-- START OF Available records --

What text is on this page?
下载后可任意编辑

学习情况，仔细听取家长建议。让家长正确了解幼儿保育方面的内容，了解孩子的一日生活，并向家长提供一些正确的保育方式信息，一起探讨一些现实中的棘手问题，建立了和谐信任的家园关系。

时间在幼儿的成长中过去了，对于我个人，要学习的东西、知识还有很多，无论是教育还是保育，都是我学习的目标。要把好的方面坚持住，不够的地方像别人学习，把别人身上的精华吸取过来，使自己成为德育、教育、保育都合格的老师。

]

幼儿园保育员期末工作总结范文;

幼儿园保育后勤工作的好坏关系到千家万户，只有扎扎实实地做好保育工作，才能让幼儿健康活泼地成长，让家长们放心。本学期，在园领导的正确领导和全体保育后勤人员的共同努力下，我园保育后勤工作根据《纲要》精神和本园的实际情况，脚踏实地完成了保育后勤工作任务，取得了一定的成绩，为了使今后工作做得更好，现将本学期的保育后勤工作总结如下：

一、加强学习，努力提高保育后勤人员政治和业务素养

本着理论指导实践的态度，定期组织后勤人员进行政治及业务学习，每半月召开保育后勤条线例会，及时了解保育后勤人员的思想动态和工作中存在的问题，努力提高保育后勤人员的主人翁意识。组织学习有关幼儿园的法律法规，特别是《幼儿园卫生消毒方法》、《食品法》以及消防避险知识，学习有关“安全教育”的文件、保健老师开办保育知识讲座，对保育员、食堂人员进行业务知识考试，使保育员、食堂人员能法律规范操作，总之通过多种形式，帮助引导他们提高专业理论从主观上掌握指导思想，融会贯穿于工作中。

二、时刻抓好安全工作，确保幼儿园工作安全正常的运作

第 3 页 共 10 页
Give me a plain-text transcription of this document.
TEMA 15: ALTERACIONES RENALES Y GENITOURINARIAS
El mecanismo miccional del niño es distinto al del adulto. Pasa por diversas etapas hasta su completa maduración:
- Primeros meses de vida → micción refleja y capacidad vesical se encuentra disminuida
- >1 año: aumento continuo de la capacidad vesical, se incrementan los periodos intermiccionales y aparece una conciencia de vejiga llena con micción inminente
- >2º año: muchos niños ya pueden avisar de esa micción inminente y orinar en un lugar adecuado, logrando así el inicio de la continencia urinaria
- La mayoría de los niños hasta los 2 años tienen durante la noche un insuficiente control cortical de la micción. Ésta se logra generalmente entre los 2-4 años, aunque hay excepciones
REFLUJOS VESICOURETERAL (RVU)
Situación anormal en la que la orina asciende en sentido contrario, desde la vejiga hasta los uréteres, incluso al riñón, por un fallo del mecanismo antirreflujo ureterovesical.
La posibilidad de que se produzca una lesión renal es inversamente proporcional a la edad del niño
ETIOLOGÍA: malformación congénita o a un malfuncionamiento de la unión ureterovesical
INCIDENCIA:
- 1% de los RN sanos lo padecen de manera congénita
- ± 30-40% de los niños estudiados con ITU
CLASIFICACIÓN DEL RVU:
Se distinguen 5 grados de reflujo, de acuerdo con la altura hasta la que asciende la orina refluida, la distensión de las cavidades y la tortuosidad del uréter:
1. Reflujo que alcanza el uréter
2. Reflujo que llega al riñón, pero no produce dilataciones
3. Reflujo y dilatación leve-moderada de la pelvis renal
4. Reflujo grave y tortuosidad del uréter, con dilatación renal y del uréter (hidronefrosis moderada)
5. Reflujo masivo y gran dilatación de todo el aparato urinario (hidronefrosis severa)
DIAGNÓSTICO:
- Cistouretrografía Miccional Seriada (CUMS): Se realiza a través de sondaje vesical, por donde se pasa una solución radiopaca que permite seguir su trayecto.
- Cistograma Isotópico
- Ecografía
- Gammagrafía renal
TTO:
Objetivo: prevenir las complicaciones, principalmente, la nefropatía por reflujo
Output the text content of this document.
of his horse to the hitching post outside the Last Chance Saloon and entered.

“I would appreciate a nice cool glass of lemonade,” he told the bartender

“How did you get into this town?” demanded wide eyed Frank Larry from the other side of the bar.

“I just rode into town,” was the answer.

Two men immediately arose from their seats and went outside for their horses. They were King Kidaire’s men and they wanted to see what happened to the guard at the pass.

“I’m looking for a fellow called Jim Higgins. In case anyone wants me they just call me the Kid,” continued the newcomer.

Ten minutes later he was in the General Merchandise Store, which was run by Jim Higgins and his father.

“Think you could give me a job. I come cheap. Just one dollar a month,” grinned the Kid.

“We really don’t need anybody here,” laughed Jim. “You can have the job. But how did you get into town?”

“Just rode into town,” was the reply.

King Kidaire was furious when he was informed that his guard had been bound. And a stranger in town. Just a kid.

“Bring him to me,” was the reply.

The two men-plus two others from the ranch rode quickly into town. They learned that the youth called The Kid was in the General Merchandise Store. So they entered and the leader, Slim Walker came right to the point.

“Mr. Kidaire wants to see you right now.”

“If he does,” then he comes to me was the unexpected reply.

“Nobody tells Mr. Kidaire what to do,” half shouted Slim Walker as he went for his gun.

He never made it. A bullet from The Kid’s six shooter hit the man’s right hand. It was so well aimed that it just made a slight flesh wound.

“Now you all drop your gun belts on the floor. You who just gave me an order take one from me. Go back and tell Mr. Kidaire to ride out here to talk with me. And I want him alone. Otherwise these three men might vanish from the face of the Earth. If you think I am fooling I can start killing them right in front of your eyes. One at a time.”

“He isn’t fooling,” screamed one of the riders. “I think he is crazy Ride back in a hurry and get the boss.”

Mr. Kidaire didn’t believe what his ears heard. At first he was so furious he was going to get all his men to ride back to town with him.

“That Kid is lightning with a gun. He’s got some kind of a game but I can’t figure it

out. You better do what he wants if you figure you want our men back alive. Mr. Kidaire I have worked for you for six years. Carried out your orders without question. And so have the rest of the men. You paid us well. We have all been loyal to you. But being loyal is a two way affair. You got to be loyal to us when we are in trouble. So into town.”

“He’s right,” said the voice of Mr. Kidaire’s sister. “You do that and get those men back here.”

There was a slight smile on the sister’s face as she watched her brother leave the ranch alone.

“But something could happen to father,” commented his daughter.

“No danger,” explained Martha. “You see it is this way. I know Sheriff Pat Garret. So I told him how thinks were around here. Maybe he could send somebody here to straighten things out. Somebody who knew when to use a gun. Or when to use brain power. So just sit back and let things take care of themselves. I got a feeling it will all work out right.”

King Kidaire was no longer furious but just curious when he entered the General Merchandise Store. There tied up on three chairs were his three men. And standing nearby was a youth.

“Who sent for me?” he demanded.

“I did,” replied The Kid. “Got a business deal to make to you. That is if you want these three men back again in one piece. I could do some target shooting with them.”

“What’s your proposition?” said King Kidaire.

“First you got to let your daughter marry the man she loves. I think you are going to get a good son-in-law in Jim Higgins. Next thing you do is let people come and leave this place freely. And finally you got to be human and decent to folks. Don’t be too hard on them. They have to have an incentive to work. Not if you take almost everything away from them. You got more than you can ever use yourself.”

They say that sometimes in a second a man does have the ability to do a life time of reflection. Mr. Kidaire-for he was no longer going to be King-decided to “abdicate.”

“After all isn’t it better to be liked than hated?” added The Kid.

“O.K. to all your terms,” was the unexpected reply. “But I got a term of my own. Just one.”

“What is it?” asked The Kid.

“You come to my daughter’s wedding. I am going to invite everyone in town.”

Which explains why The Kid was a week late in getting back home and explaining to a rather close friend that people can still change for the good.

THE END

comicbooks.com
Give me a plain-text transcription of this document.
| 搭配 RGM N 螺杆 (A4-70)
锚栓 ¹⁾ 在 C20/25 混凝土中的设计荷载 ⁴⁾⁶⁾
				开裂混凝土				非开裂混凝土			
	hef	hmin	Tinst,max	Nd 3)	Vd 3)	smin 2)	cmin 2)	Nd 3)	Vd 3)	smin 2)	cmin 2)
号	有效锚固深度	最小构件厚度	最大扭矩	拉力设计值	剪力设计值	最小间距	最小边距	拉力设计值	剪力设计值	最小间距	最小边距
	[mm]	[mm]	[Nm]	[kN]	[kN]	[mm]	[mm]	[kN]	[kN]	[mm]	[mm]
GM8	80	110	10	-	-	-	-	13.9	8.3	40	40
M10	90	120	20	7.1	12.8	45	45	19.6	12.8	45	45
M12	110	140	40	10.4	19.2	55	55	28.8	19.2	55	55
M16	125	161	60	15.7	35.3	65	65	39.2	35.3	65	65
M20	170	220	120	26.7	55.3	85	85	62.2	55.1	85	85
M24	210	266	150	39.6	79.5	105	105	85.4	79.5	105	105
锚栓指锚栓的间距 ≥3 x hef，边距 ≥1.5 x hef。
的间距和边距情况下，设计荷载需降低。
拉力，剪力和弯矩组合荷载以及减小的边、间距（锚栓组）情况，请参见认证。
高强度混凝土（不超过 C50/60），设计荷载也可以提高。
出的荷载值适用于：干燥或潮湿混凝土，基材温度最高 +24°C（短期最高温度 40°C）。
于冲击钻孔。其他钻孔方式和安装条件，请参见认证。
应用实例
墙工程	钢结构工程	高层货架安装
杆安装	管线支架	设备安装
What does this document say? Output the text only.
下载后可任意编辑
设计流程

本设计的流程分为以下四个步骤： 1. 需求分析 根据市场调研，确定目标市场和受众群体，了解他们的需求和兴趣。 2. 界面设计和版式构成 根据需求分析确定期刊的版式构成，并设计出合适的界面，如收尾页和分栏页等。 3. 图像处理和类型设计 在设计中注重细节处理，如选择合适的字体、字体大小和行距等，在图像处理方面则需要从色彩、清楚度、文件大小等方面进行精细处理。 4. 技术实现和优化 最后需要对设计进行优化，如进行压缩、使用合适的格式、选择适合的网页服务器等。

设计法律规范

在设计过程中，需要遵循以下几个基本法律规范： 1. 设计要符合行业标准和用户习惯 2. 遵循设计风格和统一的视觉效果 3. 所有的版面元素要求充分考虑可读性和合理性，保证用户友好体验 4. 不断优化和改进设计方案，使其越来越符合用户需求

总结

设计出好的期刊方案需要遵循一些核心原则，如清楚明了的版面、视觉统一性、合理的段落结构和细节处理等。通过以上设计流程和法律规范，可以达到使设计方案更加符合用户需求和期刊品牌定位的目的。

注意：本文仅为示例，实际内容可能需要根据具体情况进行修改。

-- END OF Available records --

What to do:
Locate the string "sister" in the listing above and copy every line where it occurs.

Output for this task:
“He’s right,” said the voice of Mr. Kidaire’s sister. “You do that and get those men back here.”
There was a slight smile on the sister’s face as she watched her brother leave the ranch alone.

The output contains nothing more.